## DIRECTIVE
Answer these questions about the procurement digest:
1. What did the protester's letters offer for sale?
2. What did the agency reasonably determine those letters were, instead of an unsolicited proposal?
3. Which Federal Acquisition Regulation section's policy on commercial products did the agency not need to follow when placing an order to develop software under an existing contract?

PROCUREMENT - Competitive Negotiation - Unsolicited offers - Determination - Advertising - Descriptive literature DIGEST: 1. Agency is not required to evaluate as an unsolicited proposal protester's letters offering computer software for sale, where the agency reasonably determined that the letters, which announced the general availability of the software and contained product descriptions, were advertising material or an offer of a commercial product, and not an unsolicited proposal. PROCUREMENT - Competitive Negotiation - Competitive advantage - Privileged information - Disclosure 2. Agency did not improperly disclose protester's ideas contained in letters offering computer software where the information in the letters was freely provided to the agency without restrictions on its use or disclosure, or any indication that the protester considered the information confidential or proprietary; restriction on the use of ideas in an unsolicited proposal do not apply since the letters were not unsolicited proposals but advertising material or an offer of a commercial product. PROCUREMENT - Special Procurement Methods/Categories - Computer equipment/services - Computer software - Research/development contracts - Commercial products/services 3. Agency need not comply with Federal Acquisition Regulation 11.002 policy that commercial products be obtained by the government whenever practicable in placing an order to develop software under an existing contract.

(Box coordinate listings)
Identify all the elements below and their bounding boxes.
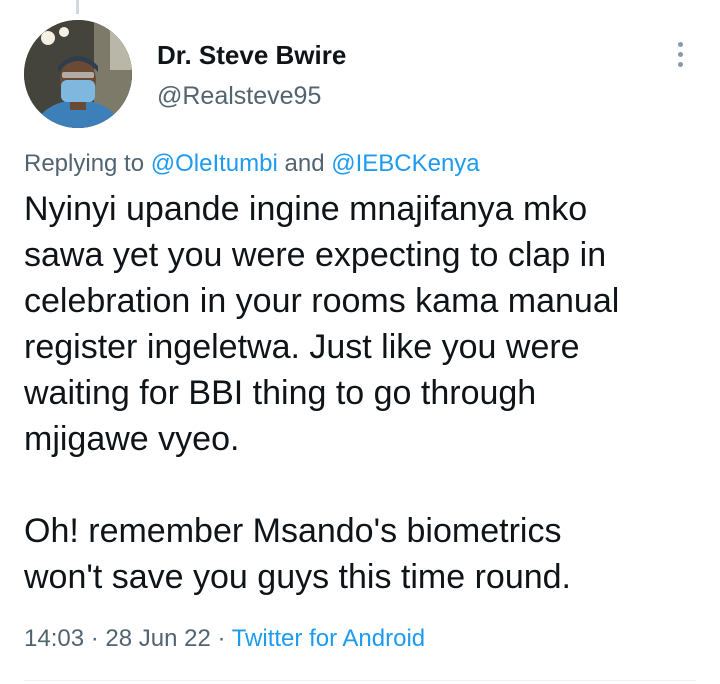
tweet-metadata: 14:03 · 28 Jun 22 · Twitter for Android bbox=[24, 625, 425, 653]
tweet-source-link[interactable]: Twitter for Android bbox=[232, 625, 425, 652]
tweet-paragraph: Nyinyi upande ingine mnajifanya mko sawa… bbox=[24, 190, 620, 458]
more-vertical-icon-dot bbox=[677, 51, 683, 57]
author-handle[interactable]: @Realsteve95 bbox=[157, 82, 321, 111]
thread-connector-line bbox=[76, 0, 79, 14]
avatar-image bbox=[24, 20, 132, 128]
more-options-button[interactable] bbox=[664, 36, 696, 72]
mention-link-iebckenya[interactable]: @IEBCKenya bbox=[331, 150, 479, 177]
avatar[interactable] bbox=[24, 20, 132, 128]
divider bbox=[24, 680, 696, 681]
tweet-time[interactable]: 14:03 bbox=[24, 625, 84, 652]
replying-prefix: Replying to bbox=[24, 150, 151, 177]
author-name[interactable]: Dr. Steve Bwire bbox=[157, 40, 346, 71]
meta-separator: · bbox=[84, 625, 106, 652]
tweet-date[interactable]: 28 Jun 22 bbox=[105, 625, 210, 652]
more-vertical-icon bbox=[677, 41, 683, 47]
mention-link-oleitumbi[interactable]: @OleItumbi bbox=[151, 150, 278, 177]
meta-separator: · bbox=[210, 625, 232, 652]
tweet-paragraph: Oh! remember Msando's biometrics won't s… bbox=[24, 512, 571, 596]
tweet-text: Nyinyi upande ingine mnajifanya mko sawa… bbox=[24, 186, 696, 600]
more-vertical-icon-dot bbox=[677, 61, 683, 67]
replying-to-line: Replying to @OleItumbi and @IEBCKenya bbox=[24, 150, 480, 178]
replying-joiner: and bbox=[277, 150, 332, 177]
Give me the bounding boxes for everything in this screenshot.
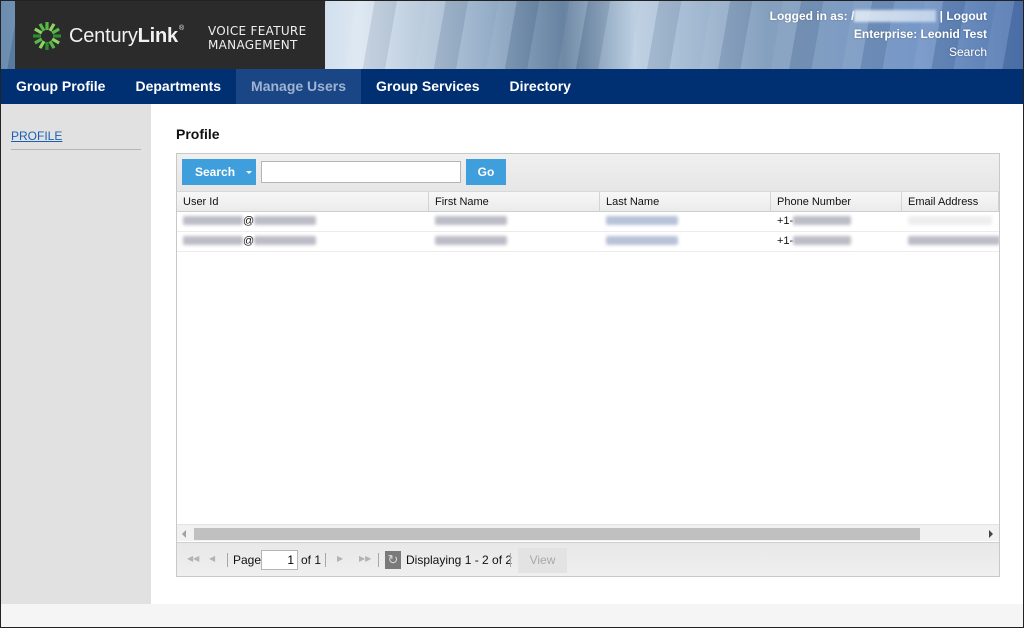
- enterprise-label: Enterprise: Leonid Test: [853, 27, 987, 41]
- nav-item-group-services[interactable]: Group Services: [361, 69, 495, 104]
- cell-last-name: [600, 232, 771, 251]
- scroll-right-icon[interactable]: [989, 530, 993, 538]
- search-input[interactable]: [261, 161, 461, 183]
- redacted-text: [606, 236, 678, 245]
- table-header: User Id First Name Last Name Phone Numbe…: [177, 192, 999, 212]
- redacted-text: [793, 236, 852, 245]
- column-header-last-name[interactable]: Last Name: [600, 192, 771, 211]
- search-button-label: Search: [195, 165, 236, 179]
- column-header-first-name[interactable]: First Name: [429, 192, 600, 211]
- search-dropdown-button[interactable]: Search: [182, 159, 256, 185]
- nav-item-manage-users[interactable]: Manage Users: [236, 69, 361, 104]
- header-search-link[interactable]: Search: [949, 45, 987, 59]
- previous-page-icon[interactable]: ◀: [209, 555, 215, 563]
- nav-item-group-profile[interactable]: Group Profile: [1, 69, 120, 104]
- user-id-at: @: [243, 215, 255, 227]
- cell-user-id: @: [177, 232, 429, 251]
- horizontal-scrollbar[interactable]: [177, 524, 999, 541]
- main-content: Profile Search Go User Id First Name Las…: [151, 104, 1023, 604]
- table-row[interactable]: @ +1-: [177, 232, 999, 252]
- pagination-toolbar: ◀◀ ◀ Page of 1 ▶ ▶▶ ↻ Displaying 1 - 2 o…: [177, 542, 999, 576]
- page-title: Profile: [176, 126, 220, 142]
- user-info: Logged in as: / | Logout Enterprise: Leo…: [770, 7, 987, 61]
- logged-in-label: Logged in as:: [769, 9, 851, 23]
- separator: |: [936, 9, 947, 23]
- cell-first-name: [429, 232, 600, 251]
- page-count-label: of 1: [301, 553, 322, 567]
- redacted-text: [908, 236, 999, 245]
- sidebar-item-profile[interactable]: PROFILE: [11, 129, 62, 143]
- view-button[interactable]: View: [518, 548, 567, 573]
- redacted-text: [435, 216, 507, 225]
- table-row[interactable]: @ +1-: [177, 212, 999, 232]
- refresh-icon[interactable]: ↻: [385, 551, 401, 569]
- table-body: @ +1- @ +1-: [177, 212, 999, 527]
- header-banner: CenturyLink® VOICE FEATURE MANAGEMENT Lo…: [1, 1, 1023, 69]
- redacted-text: [606, 216, 678, 225]
- redacted-text: [435, 236, 507, 245]
- go-button[interactable]: Go: [466, 159, 506, 185]
- cell-phone-number: +1-: [771, 232, 902, 251]
- pager-separator: [378, 553, 379, 567]
- brand-logo-text: CenturyLink®: [69, 25, 184, 47]
- cell-last-name: [600, 212, 771, 231]
- phone-prefix: +1-: [777, 215, 794, 227]
- cell-user-id: @: [177, 212, 429, 231]
- product-name-line-1: VOICE FEATURE: [208, 24, 307, 38]
- product-name-line-2: MANAGEMENT: [208, 38, 298, 52]
- centurylink-logo-icon: [33, 22, 61, 50]
- sidebar: PROFILE: [1, 104, 151, 604]
- grid-toolbar: Search Go: [177, 154, 999, 192]
- cell-email-address: [902, 232, 999, 251]
- phone-prefix: +1-: [777, 235, 794, 247]
- redacted-text: [908, 216, 992, 225]
- scrollbar-thumb[interactable]: [194, 528, 920, 540]
- pager-separator: [227, 553, 228, 567]
- nav-item-departments[interactable]: Departments: [120, 69, 236, 104]
- pager-separator: [510, 553, 511, 567]
- column-header-email-address[interactable]: Email Address: [902, 192, 999, 211]
- main-nav: Group Profile Departments Manage Users G…: [1, 69, 1023, 104]
- redacted-username: [854, 10, 937, 22]
- pager-separator: [325, 553, 326, 567]
- user-id-at: @: [243, 235, 255, 247]
- column-header-user-id[interactable]: User Id: [177, 192, 429, 211]
- product-name: VOICE FEATURE MANAGEMENT: [208, 24, 306, 52]
- nav-item-directory[interactable]: Directory: [494, 69, 585, 104]
- redacted-text: [254, 236, 317, 245]
- redacted-text: [254, 216, 317, 225]
- next-page-icon[interactable]: ▶: [337, 555, 343, 563]
- logout-link[interactable]: Logout: [946, 9, 987, 23]
- last-page-icon[interactable]: ▶▶: [359, 555, 371, 563]
- sidebar-divider: [11, 149, 141, 150]
- chevron-down-icon: [246, 171, 252, 174]
- display-count: Displaying 1 - 2 of 2: [406, 553, 513, 567]
- users-grid: Search Go User Id First Name Last Name P…: [176, 153, 1000, 577]
- logged-in-line: Logged in as: / | Logout: [770, 7, 987, 25]
- page-number-input[interactable]: [261, 550, 298, 570]
- redacted-text: [183, 216, 243, 225]
- column-header-phone-number[interactable]: Phone Number: [771, 192, 902, 211]
- first-page-icon[interactable]: ◀◀: [187, 555, 199, 563]
- cell-first-name: [429, 212, 600, 231]
- brand-box: CenturyLink® VOICE FEATURE MANAGEMENT: [15, 1, 325, 69]
- cell-email-address: [902, 212, 999, 231]
- page-label: Page: [233, 553, 262, 567]
- cell-phone-number: +1-: [771, 212, 902, 231]
- redacted-text: [793, 216, 852, 225]
- scroll-left-icon[interactable]: [182, 530, 186, 538]
- redacted-text: [183, 236, 243, 245]
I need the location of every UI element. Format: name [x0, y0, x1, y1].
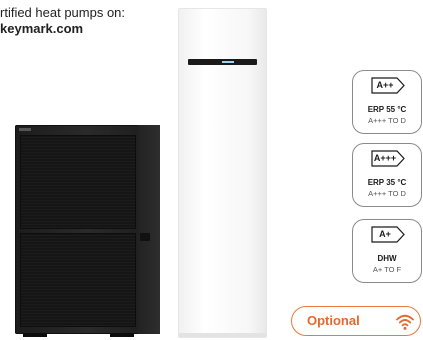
energy-class: A++: [376, 80, 394, 90]
energy-rating-card-dhw: A+ DHW A+ TO F: [352, 219, 422, 283]
outdoor-unit-logo: [19, 128, 31, 131]
outdoor-unit-foot-right: [110, 333, 134, 337]
rating-range: A+++ TO D: [368, 116, 406, 125]
energy-rating-card-erp35: A+++ ERP 35 °C A+++ TO D: [352, 143, 422, 207]
energy-class: A+: [379, 229, 391, 239]
promo-line-1: rtified heat pumps on:: [0, 5, 126, 20]
outdoor-unit-grille-bottom: [20, 233, 136, 327]
indoor-unit-base: [179, 333, 266, 337]
energy-rating-card-erp55: A++ ERP 55 °C A+++ TO D: [352, 70, 422, 134]
rating-range: A+ TO F: [372, 265, 402, 274]
wifi-icon: [395, 312, 415, 332]
outdoor-heat-pump-image: [15, 125, 160, 337]
energy-class: A+++: [373, 153, 397, 163]
outdoor-unit-foot-left: [23, 333, 47, 337]
indoor-unit-image: [178, 8, 267, 338]
rating-label: DHW: [377, 254, 397, 263]
rating-label: ERP 55 °C: [367, 105, 407, 114]
optional-label: Optional: [307, 313, 360, 328]
optional-wifi-badge: Optional: [291, 306, 421, 336]
rating-range: A+++ TO D: [368, 189, 406, 198]
outdoor-unit-side-panel: [138, 125, 160, 334]
indoor-unit-display: [188, 59, 257, 65]
outdoor-unit-handle: [140, 233, 150, 241]
outdoor-unit-grille-top: [20, 135, 136, 229]
keymark-promo: rtified heat pumps on: keymark.com: [0, 5, 125, 37]
promo-link-keymark[interactable]: keymark.com: [0, 21, 125, 37]
rating-label: ERP 35 °C: [367, 178, 407, 187]
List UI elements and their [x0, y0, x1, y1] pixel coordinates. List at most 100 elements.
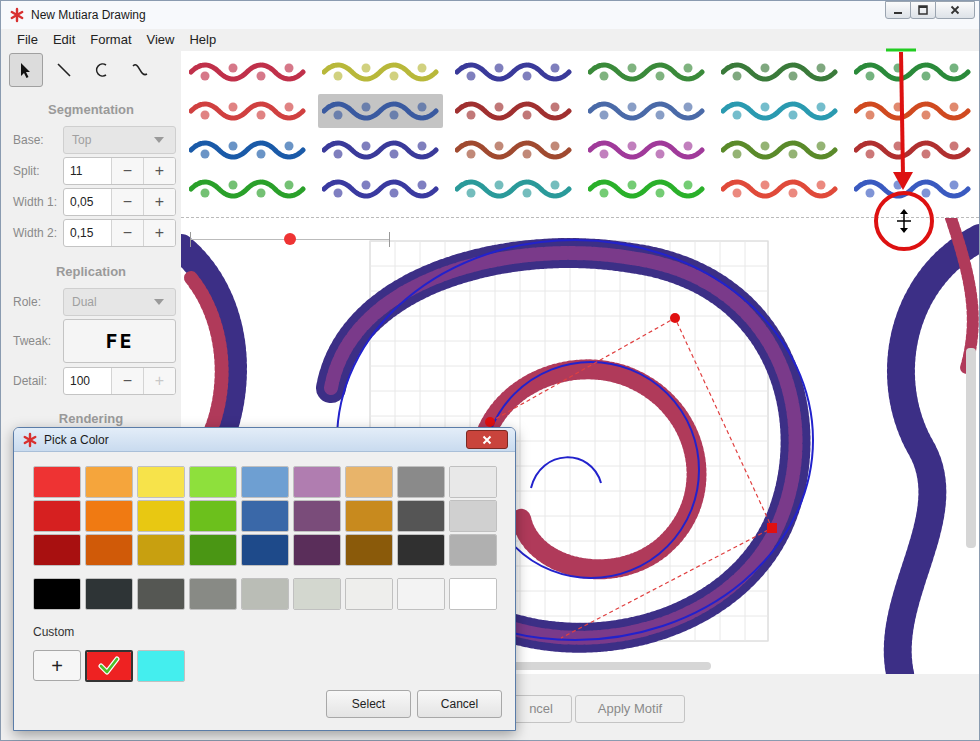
motif-tile[interactable]	[584, 94, 709, 128]
add-color-button[interactable]: +	[33, 650, 81, 681]
color-swatch[interactable]	[85, 650, 133, 682]
color-swatch[interactable]	[33, 466, 81, 498]
color-swatch[interactable]	[33, 500, 81, 532]
color-swatch[interactable]	[345, 534, 393, 566]
tweak-button[interactable]: FE	[63, 319, 176, 363]
color-swatch[interactable]	[241, 578, 289, 610]
motif-tile[interactable]	[717, 55, 842, 89]
motif-tile[interactable]	[584, 55, 709, 89]
motif-tile[interactable]	[850, 55, 975, 89]
motif-tile[interactable]	[318, 55, 443, 89]
spin-value[interactable]: 11	[64, 158, 111, 184]
color-swatch[interactable]	[293, 500, 341, 532]
motif-tile[interactable]	[850, 172, 975, 206]
motif-tile[interactable]	[584, 211, 709, 218]
dialog-button[interactable]: Select	[326, 690, 411, 718]
color-swatch[interactable]	[33, 578, 81, 610]
motif-tile[interactable]	[717, 211, 842, 218]
color-swatch[interactable]	[449, 500, 497, 532]
color-swatch[interactable]	[137, 578, 185, 610]
color-swatch[interactable]	[85, 534, 133, 566]
color-swatch[interactable]	[397, 534, 445, 566]
motif-tile[interactable]	[318, 94, 443, 128]
close-button[interactable]	[935, 1, 975, 19]
color-swatch[interactable]	[345, 578, 393, 610]
motif-tile[interactable]	[318, 172, 443, 206]
color-swatch[interactable]	[137, 650, 185, 682]
motif-tile[interactable]	[451, 94, 576, 128]
motif-tile[interactable]	[185, 94, 310, 128]
menu-item[interactable]: Format	[89, 30, 132, 50]
color-swatch[interactable]	[397, 500, 445, 532]
ruler-handle[interactable]	[284, 233, 296, 245]
color-swatch[interactable]	[189, 500, 237, 532]
motif-tile[interactable]	[850, 133, 975, 167]
decrement-button[interactable]: −	[111, 368, 143, 394]
color-swatch[interactable]	[241, 466, 289, 498]
spin-value[interactable]: 0,15	[64, 220, 111, 246]
color-swatch[interactable]	[189, 578, 237, 610]
color-swatch[interactable]	[189, 534, 237, 566]
motif-tile[interactable]	[850, 94, 975, 128]
motif-tile[interactable]	[717, 94, 842, 128]
color-swatch[interactable]	[345, 500, 393, 532]
motif-tile[interactable]	[850, 211, 975, 218]
motif-tile[interactable]	[318, 133, 443, 167]
color-swatch[interactable]	[137, 466, 185, 498]
color-swatch[interactable]	[85, 500, 133, 532]
color-swatch[interactable]	[293, 578, 341, 610]
increment-button[interactable]: +	[143, 189, 175, 215]
dialog-close-button[interactable]	[466, 430, 508, 449]
color-swatch[interactable]	[137, 534, 185, 566]
menu-item[interactable]: View	[146, 30, 176, 50]
motif-tile[interactable]	[185, 211, 310, 218]
motif-tile[interactable]	[318, 211, 443, 218]
color-swatch[interactable]	[449, 578, 497, 610]
motif-tile[interactable]	[717, 172, 842, 206]
motif-tile[interactable]	[185, 55, 310, 89]
color-swatch[interactable]	[293, 534, 341, 566]
menu-item[interactable]: File	[16, 30, 39, 50]
motif-tile[interactable]	[717, 133, 842, 167]
decrement-button[interactable]: −	[111, 189, 143, 215]
color-swatch[interactable]	[345, 466, 393, 498]
spin-value[interactable]: 0,05	[64, 189, 111, 215]
color-swatch[interactable]	[85, 466, 133, 498]
color-swatch[interactable]	[241, 500, 289, 532]
color-swatch[interactable]	[241, 534, 289, 566]
maximize-icon	[918, 5, 928, 15]
motif-tile[interactable]	[451, 55, 576, 89]
color-swatch[interactable]	[137, 500, 185, 532]
motif-tile[interactable]	[185, 133, 310, 167]
increment-button[interactable]: +	[143, 220, 175, 246]
color-swatch[interactable]	[449, 466, 497, 498]
tool-button[interactable]	[47, 53, 81, 87]
motif-tile[interactable]	[451, 211, 576, 218]
app-logo-icon	[22, 432, 38, 448]
motif-tile[interactable]	[584, 172, 709, 206]
tool-button[interactable]	[9, 53, 43, 87]
menu-item[interactable]: Help	[188, 30, 217, 50]
color-swatch[interactable]	[293, 466, 341, 498]
motif-tile[interactable]	[584, 133, 709, 167]
color-swatch[interactable]	[397, 578, 445, 610]
motif-tile[interactable]	[451, 172, 576, 206]
spin-value[interactable]: 100	[64, 368, 111, 394]
maximize-button[interactable]	[910, 1, 936, 19]
menu-item[interactable]: Edit	[52, 30, 76, 50]
tool-button[interactable]	[85, 53, 119, 87]
increment-button[interactable]: +	[143, 158, 175, 184]
color-swatch[interactable]	[397, 466, 445, 498]
minimize-button[interactable]	[885, 1, 911, 19]
color-swatch[interactable]	[85, 578, 133, 610]
color-swatch[interactable]	[189, 466, 237, 498]
color-swatch[interactable]	[33, 534, 81, 566]
dialog-button[interactable]: Cancel	[417, 690, 502, 718]
decrement-button[interactable]: −	[111, 158, 143, 184]
color-swatch[interactable]	[449, 534, 497, 566]
decrement-button[interactable]: −	[111, 220, 143, 246]
motif-pattern-icon	[721, 97, 839, 125]
motif-tile[interactable]	[451, 133, 576, 167]
motif-tile[interactable]	[185, 172, 310, 206]
tool-button[interactable]	[123, 53, 157, 87]
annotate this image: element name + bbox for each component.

## EXERCISE OUTPUT
1. Computer software.
2. Advertising material or an offer of a commercial product.
3. Federal Acquisition Regulation 11.002.